Entries from a dataset:
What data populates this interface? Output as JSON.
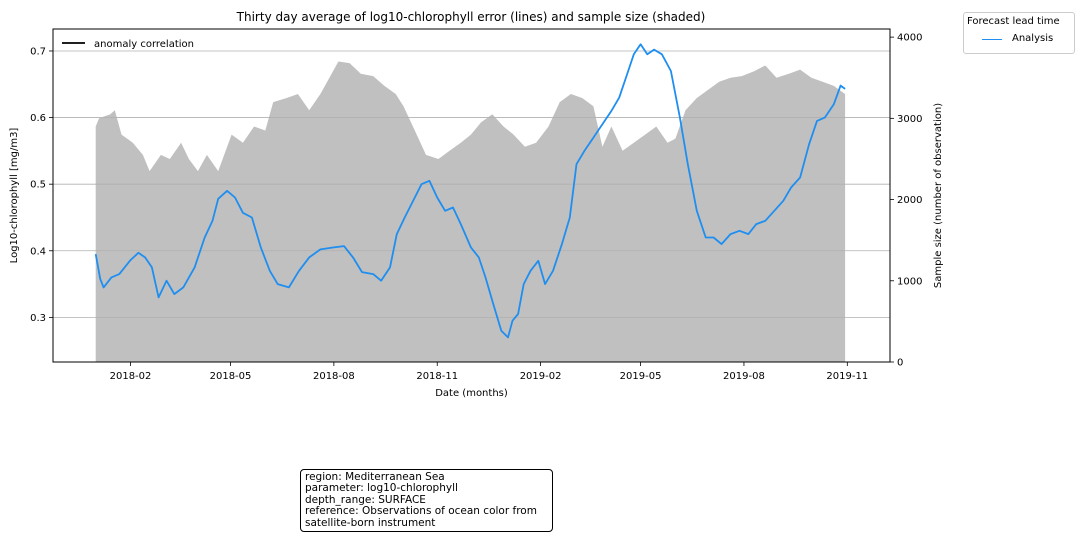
{
  "chart_data": {
    "type": "line",
    "title": "Thirty day average of log10-chlorophyll error (lines) and sample size (shaded)",
    "xlabel": "Date (months)",
    "ylabel": "Log10-chlorophyll [mg/m3]",
    "y2label": "Sample size (number of observation)",
    "x_ticks": [
      "2018-02",
      "2018-05",
      "2018-08",
      "2018-11",
      "2019-02",
      "2019-05",
      "2019-08",
      "2019-11"
    ],
    "y_ticks": [
      "0.3",
      "0.4",
      "0.5",
      "0.6",
      "0.7"
    ],
    "y2_ticks": [
      "0",
      "1000",
      "2000",
      "3000",
      "4000"
    ],
    "xlim": [
      "2017-11-24",
      "2019-12-09"
    ],
    "ylim": [
      0.233,
      0.733
    ],
    "y2lim": [
      0,
      4100
    ],
    "grid": "horizontal",
    "series": [
      {
        "name": "Analysis",
        "axis": "left",
        "color": "#1e8ef0",
        "points": [
          [
            "2018-01-01",
            0.395
          ],
          [
            "2018-01-05",
            0.358
          ],
          [
            "2018-01-08",
            0.345
          ],
          [
            "2018-01-15",
            0.36
          ],
          [
            "2018-01-22",
            0.365
          ],
          [
            "2018-02-01",
            0.386
          ],
          [
            "2018-02-08",
            0.397
          ],
          [
            "2018-02-14",
            0.39
          ],
          [
            "2018-02-20",
            0.375
          ],
          [
            "2018-02-26",
            0.33
          ],
          [
            "2018-03-05",
            0.355
          ],
          [
            "2018-03-12",
            0.335
          ],
          [
            "2018-03-20",
            0.345
          ],
          [
            "2018-03-30",
            0.375
          ],
          [
            "2018-04-08",
            0.42
          ],
          [
            "2018-04-15",
            0.445
          ],
          [
            "2018-04-20",
            0.478
          ],
          [
            "2018-04-28",
            0.49
          ],
          [
            "2018-05-05",
            0.48
          ],
          [
            "2018-05-12",
            0.457
          ],
          [
            "2018-05-20",
            0.45
          ],
          [
            "2018-05-28",
            0.405
          ],
          [
            "2018-06-05",
            0.37
          ],
          [
            "2018-06-12",
            0.35
          ],
          [
            "2018-06-22",
            0.345
          ],
          [
            "2018-07-01",
            0.37
          ],
          [
            "2018-07-10",
            0.39
          ],
          [
            "2018-07-20",
            0.402
          ],
          [
            "2018-08-01",
            0.405
          ],
          [
            "2018-08-10",
            0.407
          ],
          [
            "2018-08-18",
            0.39
          ],
          [
            "2018-08-26",
            0.368
          ],
          [
            "2018-09-05",
            0.365
          ],
          [
            "2018-09-12",
            0.355
          ],
          [
            "2018-09-20",
            0.375
          ],
          [
            "2018-09-26",
            0.425
          ],
          [
            "2018-10-03",
            0.45
          ],
          [
            "2018-10-12",
            0.48
          ],
          [
            "2018-10-18",
            0.5
          ],
          [
            "2018-10-25",
            0.505
          ],
          [
            "2018-11-01",
            0.48
          ],
          [
            "2018-11-08",
            0.46
          ],
          [
            "2018-11-15",
            0.465
          ],
          [
            "2018-11-22",
            0.44
          ],
          [
            "2018-12-01",
            0.405
          ],
          [
            "2018-12-08",
            0.39
          ],
          [
            "2018-12-14",
            0.36
          ],
          [
            "2018-12-20",
            0.325
          ],
          [
            "2018-12-28",
            0.28
          ],
          [
            "2019-01-03",
            0.27
          ],
          [
            "2019-01-07",
            0.295
          ],
          [
            "2019-01-12",
            0.305
          ],
          [
            "2019-01-17",
            0.35
          ],
          [
            "2019-01-23",
            0.37
          ],
          [
            "2019-01-30",
            0.385
          ],
          [
            "2019-02-05",
            0.35
          ],
          [
            "2019-02-12",
            0.37
          ],
          [
            "2019-02-20",
            0.41
          ],
          [
            "2019-02-27",
            0.45
          ],
          [
            "2019-03-05",
            0.53
          ],
          [
            "2019-03-12",
            0.55
          ],
          [
            "2019-03-20",
            0.57
          ],
          [
            "2019-03-28",
            0.59
          ],
          [
            "2019-04-05",
            0.61
          ],
          [
            "2019-04-12",
            0.63
          ],
          [
            "2019-04-20",
            0.67
          ],
          [
            "2019-04-25",
            0.695
          ],
          [
            "2019-05-01",
            0.71
          ],
          [
            "2019-05-07",
            0.695
          ],
          [
            "2019-05-13",
            0.702
          ],
          [
            "2019-05-20",
            0.695
          ],
          [
            "2019-05-28",
            0.67
          ],
          [
            "2019-06-05",
            0.6
          ],
          [
            "2019-06-12",
            0.53
          ],
          [
            "2019-06-20",
            0.46
          ],
          [
            "2019-06-28",
            0.42
          ],
          [
            "2019-07-05",
            0.42
          ],
          [
            "2019-07-12",
            0.41
          ],
          [
            "2019-07-20",
            0.425
          ],
          [
            "2019-07-28",
            0.43
          ],
          [
            "2019-08-05",
            0.425
          ],
          [
            "2019-08-12",
            0.44
          ],
          [
            "2019-08-20",
            0.445
          ],
          [
            "2019-08-28",
            0.46
          ],
          [
            "2019-09-05",
            0.475
          ],
          [
            "2019-09-12",
            0.495
          ],
          [
            "2019-09-20",
            0.51
          ],
          [
            "2019-09-28",
            0.56
          ],
          [
            "2019-10-05",
            0.595
          ],
          [
            "2019-10-12",
            0.6
          ],
          [
            "2019-10-20",
            0.62
          ],
          [
            "2019-10-26",
            0.648
          ],
          [
            "2019-10-30",
            0.643
          ]
        ]
      },
      {
        "name": "Sample size",
        "axis": "right",
        "type": "area",
        "color": "#c0c0c0",
        "points": [
          [
            "2018-01-01",
            2900
          ],
          [
            "2018-01-04",
            3000
          ],
          [
            "2018-01-14",
            3050
          ],
          [
            "2018-01-18",
            3100
          ],
          [
            "2018-01-24",
            2800
          ],
          [
            "2018-02-03",
            2700
          ],
          [
            "2018-02-12",
            2550
          ],
          [
            "2018-02-18",
            2350
          ],
          [
            "2018-02-28",
            2550
          ],
          [
            "2018-03-08",
            2500
          ],
          [
            "2018-03-18",
            2700
          ],
          [
            "2018-03-25",
            2500
          ],
          [
            "2018-04-02",
            2350
          ],
          [
            "2018-04-10",
            2550
          ],
          [
            "2018-04-20",
            2350
          ],
          [
            "2018-05-02",
            2800
          ],
          [
            "2018-05-12",
            2700
          ],
          [
            "2018-05-22",
            2900
          ],
          [
            "2018-06-01",
            2850
          ],
          [
            "2018-06-08",
            3200
          ],
          [
            "2018-06-20",
            3250
          ],
          [
            "2018-06-30",
            3300
          ],
          [
            "2018-07-10",
            3100
          ],
          [
            "2018-07-20",
            3300
          ],
          [
            "2018-07-28",
            3500
          ],
          [
            "2018-08-05",
            3700
          ],
          [
            "2018-08-15",
            3680
          ],
          [
            "2018-08-25",
            3550
          ],
          [
            "2018-09-05",
            3520
          ],
          [
            "2018-09-15",
            3400
          ],
          [
            "2018-09-25",
            3300
          ],
          [
            "2018-10-02",
            3150
          ],
          [
            "2018-10-12",
            2850
          ],
          [
            "2018-10-22",
            2550
          ],
          [
            "2018-11-02",
            2500
          ],
          [
            "2018-11-12",
            2600
          ],
          [
            "2018-11-22",
            2700
          ],
          [
            "2018-12-01",
            2800
          ],
          [
            "2018-12-10",
            2950
          ],
          [
            "2018-12-20",
            3050
          ],
          [
            "2018-12-30",
            2900
          ],
          [
            "2019-01-08",
            2800
          ],
          [
            "2019-01-18",
            2650
          ],
          [
            "2019-01-28",
            2700
          ],
          [
            "2019-02-08",
            2900
          ],
          [
            "2019-02-18",
            3200
          ],
          [
            "2019-02-28",
            3300
          ],
          [
            "2019-03-10",
            3250
          ],
          [
            "2019-03-20",
            3150
          ],
          [
            "2019-03-28",
            2650
          ],
          [
            "2019-04-05",
            2900
          ],
          [
            "2019-04-15",
            2600
          ],
          [
            "2019-04-25",
            2700
          ],
          [
            "2019-05-05",
            2800
          ],
          [
            "2019-05-15",
            2900
          ],
          [
            "2019-05-25",
            2700
          ],
          [
            "2019-06-01",
            2750
          ],
          [
            "2019-06-10",
            3100
          ],
          [
            "2019-06-20",
            3250
          ],
          [
            "2019-06-30",
            3350
          ],
          [
            "2019-07-10",
            3450
          ],
          [
            "2019-07-20",
            3500
          ],
          [
            "2019-07-30",
            3520
          ],
          [
            "2019-08-10",
            3580
          ],
          [
            "2019-08-20",
            3650
          ],
          [
            "2019-08-30",
            3500
          ],
          [
            "2019-09-10",
            3550
          ],
          [
            "2019-09-20",
            3600
          ],
          [
            "2019-09-30",
            3500
          ],
          [
            "2019-10-10",
            3450
          ],
          [
            "2019-10-20",
            3400
          ],
          [
            "2019-10-30",
            3300
          ]
        ]
      }
    ],
    "legends": [
      {
        "placement": "upper-left inside axes",
        "entries": [
          {
            "label": "anomaly correlation",
            "color": "#000000"
          }
        ]
      },
      {
        "placement": "outside right",
        "title": "Forecast lead time",
        "entries": [
          {
            "label": "Analysis",
            "color": "#1e8ef0"
          }
        ]
      }
    ],
    "annotation": {
      "lines": [
        "region: Mediterranean Sea",
        "parameter: log10-chlorophyll",
        "depth_range: SURFACE",
        "reference: Observations of ocean color from satellite-born instrument"
      ]
    }
  }
}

▶ WRITTEN INSTRUCTION
Across the data above, how many lines include the word "title"? Give only the count.

▶ SOLUTION BELOW
2